■ **Records for the exercise**
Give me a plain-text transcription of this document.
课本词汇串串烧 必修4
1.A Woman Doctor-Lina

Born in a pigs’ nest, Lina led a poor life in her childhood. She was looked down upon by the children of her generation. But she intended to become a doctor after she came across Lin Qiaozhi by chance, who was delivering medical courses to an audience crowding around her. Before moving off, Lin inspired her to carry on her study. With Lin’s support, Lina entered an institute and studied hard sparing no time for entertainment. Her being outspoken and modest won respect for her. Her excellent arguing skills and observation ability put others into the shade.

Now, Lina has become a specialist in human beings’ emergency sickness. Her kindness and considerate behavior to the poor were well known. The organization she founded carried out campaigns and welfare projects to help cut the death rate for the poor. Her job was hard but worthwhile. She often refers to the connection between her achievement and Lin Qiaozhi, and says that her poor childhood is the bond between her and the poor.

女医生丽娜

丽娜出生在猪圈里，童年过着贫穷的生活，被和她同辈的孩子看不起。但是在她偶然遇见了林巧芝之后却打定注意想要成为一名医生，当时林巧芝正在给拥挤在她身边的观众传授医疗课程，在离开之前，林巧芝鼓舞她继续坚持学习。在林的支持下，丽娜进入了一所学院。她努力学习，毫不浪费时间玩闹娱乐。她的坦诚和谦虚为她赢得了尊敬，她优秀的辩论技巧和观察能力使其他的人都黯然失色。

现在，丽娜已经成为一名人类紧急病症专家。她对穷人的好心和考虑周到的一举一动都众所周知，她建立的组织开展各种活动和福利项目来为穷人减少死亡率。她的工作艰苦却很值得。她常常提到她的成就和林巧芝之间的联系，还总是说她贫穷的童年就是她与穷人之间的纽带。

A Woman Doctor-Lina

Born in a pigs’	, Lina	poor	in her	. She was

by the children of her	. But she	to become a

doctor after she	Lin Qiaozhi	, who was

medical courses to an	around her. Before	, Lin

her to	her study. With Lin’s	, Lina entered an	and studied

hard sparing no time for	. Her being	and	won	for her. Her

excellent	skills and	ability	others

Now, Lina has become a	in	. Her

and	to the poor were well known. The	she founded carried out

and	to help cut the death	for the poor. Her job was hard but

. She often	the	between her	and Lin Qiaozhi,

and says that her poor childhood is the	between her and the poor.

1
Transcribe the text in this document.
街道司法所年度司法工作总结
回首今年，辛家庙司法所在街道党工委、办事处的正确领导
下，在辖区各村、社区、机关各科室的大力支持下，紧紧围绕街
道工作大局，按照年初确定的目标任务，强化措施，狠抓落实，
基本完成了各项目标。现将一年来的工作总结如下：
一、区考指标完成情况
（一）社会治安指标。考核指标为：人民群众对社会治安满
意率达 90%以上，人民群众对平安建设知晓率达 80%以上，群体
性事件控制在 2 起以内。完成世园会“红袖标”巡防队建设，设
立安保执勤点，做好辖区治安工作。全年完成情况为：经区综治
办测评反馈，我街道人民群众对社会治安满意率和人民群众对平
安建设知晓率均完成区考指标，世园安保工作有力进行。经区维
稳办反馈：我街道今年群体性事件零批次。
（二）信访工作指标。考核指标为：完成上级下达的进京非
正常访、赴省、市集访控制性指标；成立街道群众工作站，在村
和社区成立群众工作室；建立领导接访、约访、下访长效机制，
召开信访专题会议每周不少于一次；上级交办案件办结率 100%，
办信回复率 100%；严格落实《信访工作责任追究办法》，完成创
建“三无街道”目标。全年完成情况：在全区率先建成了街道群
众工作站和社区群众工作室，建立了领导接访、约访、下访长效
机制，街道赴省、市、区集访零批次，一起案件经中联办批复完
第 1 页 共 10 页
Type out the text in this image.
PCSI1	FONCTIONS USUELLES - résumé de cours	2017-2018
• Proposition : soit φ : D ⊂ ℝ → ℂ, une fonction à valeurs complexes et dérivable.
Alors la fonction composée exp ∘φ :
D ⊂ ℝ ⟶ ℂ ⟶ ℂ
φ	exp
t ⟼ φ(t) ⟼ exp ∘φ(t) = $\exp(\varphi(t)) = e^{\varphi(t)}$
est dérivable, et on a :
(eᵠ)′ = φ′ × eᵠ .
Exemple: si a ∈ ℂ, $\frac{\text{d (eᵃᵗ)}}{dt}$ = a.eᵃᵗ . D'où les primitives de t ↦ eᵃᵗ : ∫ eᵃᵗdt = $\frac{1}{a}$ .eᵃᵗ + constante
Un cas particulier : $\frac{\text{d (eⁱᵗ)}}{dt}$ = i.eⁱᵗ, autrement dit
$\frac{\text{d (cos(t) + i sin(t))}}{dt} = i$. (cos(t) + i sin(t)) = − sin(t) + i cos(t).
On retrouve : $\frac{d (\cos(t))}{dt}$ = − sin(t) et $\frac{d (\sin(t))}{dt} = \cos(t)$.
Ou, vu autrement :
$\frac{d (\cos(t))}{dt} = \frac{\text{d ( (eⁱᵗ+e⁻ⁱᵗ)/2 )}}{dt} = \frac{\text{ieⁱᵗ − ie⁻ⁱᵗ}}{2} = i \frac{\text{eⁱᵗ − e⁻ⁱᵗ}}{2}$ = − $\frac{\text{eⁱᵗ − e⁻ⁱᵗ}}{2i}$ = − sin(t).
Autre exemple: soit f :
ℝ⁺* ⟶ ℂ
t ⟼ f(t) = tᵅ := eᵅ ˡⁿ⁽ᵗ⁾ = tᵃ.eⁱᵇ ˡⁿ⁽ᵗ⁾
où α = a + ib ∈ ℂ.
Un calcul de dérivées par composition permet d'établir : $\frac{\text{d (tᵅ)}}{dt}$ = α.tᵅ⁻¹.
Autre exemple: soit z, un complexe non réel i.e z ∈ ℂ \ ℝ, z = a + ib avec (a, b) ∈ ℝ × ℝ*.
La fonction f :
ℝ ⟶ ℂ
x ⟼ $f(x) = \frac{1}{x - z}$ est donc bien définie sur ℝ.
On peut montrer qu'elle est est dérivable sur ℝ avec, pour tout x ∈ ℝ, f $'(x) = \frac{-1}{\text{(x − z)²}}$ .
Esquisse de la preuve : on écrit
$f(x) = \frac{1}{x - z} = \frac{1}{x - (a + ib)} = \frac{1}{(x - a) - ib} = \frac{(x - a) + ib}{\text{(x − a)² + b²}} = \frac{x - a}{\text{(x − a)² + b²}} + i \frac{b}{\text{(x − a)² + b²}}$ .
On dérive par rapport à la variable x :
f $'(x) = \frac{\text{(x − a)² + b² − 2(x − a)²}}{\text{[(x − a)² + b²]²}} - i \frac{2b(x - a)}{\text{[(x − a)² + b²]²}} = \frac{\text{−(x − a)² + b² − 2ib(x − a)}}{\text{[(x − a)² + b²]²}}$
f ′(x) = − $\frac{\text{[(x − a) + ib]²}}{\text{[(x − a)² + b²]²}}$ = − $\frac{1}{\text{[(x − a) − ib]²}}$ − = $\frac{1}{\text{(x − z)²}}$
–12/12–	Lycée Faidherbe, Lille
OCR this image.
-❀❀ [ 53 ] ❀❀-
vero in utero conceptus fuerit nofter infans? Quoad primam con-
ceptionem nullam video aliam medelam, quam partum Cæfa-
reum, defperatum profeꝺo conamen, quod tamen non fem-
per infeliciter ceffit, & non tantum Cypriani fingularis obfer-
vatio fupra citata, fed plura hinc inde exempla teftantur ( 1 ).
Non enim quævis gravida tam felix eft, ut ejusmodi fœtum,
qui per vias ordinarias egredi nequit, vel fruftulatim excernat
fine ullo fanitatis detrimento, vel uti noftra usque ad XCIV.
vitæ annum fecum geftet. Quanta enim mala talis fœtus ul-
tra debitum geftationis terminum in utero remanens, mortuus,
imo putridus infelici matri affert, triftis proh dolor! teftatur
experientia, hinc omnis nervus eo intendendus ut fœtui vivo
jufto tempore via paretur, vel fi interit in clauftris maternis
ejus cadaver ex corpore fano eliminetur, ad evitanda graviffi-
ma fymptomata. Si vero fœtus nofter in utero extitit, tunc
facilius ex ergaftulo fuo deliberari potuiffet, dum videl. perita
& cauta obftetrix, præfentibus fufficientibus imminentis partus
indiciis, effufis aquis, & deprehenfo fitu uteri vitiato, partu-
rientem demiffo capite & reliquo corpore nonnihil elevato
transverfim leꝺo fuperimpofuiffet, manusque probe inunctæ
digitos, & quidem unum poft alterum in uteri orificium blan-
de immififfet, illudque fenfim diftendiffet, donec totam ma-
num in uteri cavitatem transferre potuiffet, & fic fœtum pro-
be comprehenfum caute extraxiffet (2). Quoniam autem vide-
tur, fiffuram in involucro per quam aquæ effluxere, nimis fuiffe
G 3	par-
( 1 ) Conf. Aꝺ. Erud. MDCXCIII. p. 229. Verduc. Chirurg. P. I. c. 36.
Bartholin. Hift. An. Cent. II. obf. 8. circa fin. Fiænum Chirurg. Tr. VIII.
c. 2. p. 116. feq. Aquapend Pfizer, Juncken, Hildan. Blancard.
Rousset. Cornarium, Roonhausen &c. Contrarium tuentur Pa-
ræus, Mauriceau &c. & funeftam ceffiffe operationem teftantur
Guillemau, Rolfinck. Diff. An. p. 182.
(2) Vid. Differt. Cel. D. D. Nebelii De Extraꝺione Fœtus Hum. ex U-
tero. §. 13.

■ **Requirements**
Copy out every line holding the string "nofter".

■ **Final result**
vero in utero conceptus fuerit nofter infans? Quoad primam con-
ma fymptomata. Si vero fœtus nofter in utero extitit, tunc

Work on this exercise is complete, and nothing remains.